-- START --

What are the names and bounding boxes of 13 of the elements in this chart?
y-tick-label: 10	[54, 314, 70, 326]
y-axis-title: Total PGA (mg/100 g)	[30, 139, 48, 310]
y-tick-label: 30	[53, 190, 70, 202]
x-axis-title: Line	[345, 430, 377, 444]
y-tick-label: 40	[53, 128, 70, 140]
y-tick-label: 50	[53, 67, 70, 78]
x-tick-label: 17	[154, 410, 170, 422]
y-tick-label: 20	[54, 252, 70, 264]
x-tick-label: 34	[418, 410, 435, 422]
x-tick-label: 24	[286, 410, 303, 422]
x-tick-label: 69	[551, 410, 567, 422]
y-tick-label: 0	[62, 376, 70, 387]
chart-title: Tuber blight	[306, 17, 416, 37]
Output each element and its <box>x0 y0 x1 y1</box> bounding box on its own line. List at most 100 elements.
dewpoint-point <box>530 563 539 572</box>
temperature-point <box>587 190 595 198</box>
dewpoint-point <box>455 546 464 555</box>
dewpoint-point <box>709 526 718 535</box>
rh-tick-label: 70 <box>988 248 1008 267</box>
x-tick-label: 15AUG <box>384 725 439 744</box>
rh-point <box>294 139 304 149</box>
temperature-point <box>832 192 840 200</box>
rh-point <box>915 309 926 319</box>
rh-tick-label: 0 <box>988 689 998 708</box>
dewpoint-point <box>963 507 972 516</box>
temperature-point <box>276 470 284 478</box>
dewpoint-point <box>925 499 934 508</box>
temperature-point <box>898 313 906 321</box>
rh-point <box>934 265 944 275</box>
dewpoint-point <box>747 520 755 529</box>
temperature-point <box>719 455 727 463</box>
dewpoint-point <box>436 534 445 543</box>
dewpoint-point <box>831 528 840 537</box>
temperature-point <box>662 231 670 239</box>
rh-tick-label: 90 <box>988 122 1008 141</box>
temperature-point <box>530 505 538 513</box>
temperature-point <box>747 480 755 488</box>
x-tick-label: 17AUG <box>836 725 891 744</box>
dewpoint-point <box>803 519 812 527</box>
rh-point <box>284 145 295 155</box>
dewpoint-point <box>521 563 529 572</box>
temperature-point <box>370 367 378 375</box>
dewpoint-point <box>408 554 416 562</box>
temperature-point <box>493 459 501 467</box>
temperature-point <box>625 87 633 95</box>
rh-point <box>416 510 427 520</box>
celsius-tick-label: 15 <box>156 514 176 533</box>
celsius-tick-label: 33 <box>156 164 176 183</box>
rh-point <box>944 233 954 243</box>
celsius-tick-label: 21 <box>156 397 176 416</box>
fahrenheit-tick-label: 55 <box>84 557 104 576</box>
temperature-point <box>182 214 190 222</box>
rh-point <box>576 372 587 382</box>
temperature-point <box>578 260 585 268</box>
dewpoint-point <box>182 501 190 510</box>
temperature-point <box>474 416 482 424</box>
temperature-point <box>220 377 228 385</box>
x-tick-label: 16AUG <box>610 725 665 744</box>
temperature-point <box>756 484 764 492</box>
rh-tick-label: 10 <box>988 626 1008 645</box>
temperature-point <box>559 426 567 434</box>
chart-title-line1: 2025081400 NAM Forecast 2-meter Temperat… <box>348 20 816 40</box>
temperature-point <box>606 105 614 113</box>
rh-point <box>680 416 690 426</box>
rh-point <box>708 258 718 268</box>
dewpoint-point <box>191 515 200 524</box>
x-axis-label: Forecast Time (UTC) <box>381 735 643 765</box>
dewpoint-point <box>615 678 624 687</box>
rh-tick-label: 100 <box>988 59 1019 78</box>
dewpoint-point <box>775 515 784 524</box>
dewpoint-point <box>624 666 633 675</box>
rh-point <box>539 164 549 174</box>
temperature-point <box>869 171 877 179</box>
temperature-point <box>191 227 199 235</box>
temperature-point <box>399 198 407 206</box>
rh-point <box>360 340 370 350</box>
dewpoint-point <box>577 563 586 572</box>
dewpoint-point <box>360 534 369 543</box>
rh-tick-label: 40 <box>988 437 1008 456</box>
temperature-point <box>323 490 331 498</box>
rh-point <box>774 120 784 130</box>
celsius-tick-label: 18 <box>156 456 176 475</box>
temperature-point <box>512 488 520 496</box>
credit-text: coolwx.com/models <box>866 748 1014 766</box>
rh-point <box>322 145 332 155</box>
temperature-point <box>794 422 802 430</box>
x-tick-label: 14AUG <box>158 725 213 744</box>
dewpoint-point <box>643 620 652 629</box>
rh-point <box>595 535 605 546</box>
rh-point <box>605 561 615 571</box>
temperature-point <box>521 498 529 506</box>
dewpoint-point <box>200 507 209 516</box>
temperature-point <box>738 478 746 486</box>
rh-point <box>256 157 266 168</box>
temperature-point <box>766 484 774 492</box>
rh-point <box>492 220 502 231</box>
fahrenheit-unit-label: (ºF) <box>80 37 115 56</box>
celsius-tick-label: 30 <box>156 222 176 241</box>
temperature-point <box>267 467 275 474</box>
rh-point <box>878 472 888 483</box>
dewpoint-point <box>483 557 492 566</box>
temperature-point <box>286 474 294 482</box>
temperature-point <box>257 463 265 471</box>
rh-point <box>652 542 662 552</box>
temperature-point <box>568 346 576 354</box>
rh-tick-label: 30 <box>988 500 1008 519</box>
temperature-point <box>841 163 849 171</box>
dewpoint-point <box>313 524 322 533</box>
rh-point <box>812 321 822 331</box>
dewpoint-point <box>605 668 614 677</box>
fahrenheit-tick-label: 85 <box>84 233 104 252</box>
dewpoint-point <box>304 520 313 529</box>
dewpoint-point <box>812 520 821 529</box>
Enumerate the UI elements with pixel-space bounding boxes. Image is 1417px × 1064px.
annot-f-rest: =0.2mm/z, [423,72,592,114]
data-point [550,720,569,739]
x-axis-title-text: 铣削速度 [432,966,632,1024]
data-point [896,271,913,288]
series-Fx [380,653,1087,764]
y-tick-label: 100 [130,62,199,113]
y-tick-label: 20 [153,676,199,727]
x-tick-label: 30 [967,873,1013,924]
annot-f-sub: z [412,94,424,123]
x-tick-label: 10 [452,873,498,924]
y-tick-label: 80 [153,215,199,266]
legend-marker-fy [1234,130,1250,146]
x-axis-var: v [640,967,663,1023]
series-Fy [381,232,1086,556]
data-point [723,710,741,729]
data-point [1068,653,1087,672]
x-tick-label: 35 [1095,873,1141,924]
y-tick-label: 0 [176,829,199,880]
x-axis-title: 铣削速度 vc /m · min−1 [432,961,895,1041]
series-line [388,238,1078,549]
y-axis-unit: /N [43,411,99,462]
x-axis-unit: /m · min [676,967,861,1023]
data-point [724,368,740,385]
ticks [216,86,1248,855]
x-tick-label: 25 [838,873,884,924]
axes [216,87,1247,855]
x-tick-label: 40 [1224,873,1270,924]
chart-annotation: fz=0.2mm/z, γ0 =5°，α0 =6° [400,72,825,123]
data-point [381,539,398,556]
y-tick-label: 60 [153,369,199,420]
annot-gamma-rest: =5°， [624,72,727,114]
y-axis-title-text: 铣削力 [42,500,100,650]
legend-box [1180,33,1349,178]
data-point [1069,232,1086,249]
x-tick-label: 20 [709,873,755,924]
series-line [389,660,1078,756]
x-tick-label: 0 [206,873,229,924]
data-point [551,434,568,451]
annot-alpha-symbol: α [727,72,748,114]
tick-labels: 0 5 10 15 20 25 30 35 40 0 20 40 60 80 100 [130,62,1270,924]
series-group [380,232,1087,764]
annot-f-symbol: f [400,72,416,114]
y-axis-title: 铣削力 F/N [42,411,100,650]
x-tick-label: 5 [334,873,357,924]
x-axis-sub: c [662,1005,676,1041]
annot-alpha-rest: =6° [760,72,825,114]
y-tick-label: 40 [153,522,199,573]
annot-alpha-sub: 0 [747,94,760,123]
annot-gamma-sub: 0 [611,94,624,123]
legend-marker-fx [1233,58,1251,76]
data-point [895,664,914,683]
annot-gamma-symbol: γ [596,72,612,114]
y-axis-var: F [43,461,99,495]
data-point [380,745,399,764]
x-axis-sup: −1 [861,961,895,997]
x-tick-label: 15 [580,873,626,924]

-- END --

Written task: Rewrite the material from its first line through the line with "dewpoint-point <box>709 526 718 535</box>", changing every "y-tick-label" to "y-axis-tick" and keeping everything else the same.

Solution below:
What are the names and bounding boxes of 13 of the elements in this chart?
y-axis-tick: 10	[54, 314, 70, 326]
y-axis-title: Total PGA (mg/100 g)	[30, 139, 48, 310]
y-axis-tick: 30	[53, 190, 70, 202]
x-axis-title: Line	[345, 430, 377, 444]
y-axis-tick: 40	[53, 128, 70, 140]
y-axis-tick: 50	[53, 67, 70, 78]
x-tick-label: 17	[154, 410, 170, 422]
y-axis-tick: 20	[54, 252, 70, 264]
x-tick-label: 34	[418, 410, 435, 422]
x-tick-label: 24	[286, 410, 303, 422]
x-tick-label: 69	[551, 410, 567, 422]
y-axis-tick: 0	[62, 376, 70, 387]
chart-title: Tuber blight	[306, 17, 416, 37]
Output each element and its <box>x0 y0 x1 y1</box> bounding box on its own line. List at most 100 elements.
dewpoint-point <box>530 563 539 572</box>
temperature-point <box>587 190 595 198</box>
dewpoint-point <box>455 546 464 555</box>
dewpoint-point <box>709 526 718 535</box>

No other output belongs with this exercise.